— Start —

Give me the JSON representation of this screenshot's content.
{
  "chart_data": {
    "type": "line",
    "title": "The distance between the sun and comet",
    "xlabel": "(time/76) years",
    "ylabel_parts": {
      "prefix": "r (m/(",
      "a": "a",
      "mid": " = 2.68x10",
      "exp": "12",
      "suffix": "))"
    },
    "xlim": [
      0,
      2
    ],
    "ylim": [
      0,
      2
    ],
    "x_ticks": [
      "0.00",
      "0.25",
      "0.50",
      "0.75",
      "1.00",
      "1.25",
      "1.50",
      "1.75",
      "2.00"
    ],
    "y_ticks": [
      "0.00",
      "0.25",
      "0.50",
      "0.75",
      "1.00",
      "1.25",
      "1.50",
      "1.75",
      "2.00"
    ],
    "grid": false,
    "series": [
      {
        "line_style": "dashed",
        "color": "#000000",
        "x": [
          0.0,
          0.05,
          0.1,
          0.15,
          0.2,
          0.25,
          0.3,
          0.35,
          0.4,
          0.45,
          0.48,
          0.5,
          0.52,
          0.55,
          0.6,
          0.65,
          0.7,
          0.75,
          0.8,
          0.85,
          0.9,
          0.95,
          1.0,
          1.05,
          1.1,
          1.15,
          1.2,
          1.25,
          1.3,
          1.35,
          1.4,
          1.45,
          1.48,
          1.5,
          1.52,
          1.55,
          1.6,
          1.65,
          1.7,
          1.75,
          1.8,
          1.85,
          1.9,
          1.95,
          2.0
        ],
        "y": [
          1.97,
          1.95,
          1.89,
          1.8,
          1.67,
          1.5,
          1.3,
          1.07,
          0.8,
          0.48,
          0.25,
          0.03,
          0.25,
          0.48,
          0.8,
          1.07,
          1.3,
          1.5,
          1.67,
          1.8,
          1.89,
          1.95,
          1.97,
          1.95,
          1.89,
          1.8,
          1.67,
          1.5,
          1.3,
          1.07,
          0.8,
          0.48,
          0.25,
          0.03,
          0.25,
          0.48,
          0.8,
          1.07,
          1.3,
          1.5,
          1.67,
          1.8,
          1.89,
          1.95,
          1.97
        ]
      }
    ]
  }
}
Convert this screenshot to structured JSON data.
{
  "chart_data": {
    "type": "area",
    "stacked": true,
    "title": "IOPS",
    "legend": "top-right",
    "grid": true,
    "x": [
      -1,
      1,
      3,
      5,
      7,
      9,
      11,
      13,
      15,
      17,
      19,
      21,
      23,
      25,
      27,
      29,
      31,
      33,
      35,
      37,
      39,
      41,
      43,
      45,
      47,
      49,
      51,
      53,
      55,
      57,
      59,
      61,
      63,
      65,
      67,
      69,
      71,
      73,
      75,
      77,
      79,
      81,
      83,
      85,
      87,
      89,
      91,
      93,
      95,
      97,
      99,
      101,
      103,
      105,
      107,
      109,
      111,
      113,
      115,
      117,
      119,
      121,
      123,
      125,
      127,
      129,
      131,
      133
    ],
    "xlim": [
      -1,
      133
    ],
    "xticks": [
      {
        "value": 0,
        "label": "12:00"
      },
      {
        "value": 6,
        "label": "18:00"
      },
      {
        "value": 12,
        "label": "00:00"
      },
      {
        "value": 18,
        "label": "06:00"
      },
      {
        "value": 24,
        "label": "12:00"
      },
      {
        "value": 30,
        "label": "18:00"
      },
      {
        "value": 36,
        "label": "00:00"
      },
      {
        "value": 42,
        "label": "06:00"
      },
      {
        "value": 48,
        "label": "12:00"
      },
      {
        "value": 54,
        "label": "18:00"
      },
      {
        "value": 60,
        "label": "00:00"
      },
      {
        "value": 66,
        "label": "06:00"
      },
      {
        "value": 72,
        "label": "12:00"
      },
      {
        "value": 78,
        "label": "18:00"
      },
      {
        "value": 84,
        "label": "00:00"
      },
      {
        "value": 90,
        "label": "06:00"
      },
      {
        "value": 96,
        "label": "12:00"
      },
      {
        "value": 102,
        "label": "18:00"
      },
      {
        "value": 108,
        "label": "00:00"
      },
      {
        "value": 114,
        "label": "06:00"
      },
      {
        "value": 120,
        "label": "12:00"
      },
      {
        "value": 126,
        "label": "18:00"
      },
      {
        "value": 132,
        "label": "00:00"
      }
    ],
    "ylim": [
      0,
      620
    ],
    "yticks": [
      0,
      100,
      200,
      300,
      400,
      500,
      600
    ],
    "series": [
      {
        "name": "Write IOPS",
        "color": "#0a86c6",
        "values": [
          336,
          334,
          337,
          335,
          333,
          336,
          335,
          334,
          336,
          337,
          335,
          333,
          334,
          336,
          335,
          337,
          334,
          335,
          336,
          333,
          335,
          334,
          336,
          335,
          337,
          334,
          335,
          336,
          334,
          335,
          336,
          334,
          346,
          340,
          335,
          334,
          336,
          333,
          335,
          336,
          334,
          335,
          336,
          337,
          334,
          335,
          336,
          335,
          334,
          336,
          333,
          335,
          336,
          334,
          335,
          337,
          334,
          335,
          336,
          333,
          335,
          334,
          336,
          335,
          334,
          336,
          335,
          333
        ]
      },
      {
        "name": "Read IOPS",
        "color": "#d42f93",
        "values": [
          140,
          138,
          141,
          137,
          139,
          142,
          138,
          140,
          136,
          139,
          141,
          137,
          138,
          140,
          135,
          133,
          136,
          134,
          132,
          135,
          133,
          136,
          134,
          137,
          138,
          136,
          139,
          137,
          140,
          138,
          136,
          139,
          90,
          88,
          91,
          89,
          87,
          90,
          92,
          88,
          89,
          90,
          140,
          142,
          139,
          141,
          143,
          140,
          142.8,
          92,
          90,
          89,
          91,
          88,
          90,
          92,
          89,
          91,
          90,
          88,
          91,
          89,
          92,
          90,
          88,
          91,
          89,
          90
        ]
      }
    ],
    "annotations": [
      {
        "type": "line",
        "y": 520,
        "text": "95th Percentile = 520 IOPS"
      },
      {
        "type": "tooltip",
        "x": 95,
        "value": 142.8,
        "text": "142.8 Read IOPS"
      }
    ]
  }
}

— End —

● **Work instructions**
Tally the lines of the listing that include "screenshot". Reply with nothing but the count.

● **Full solution**
2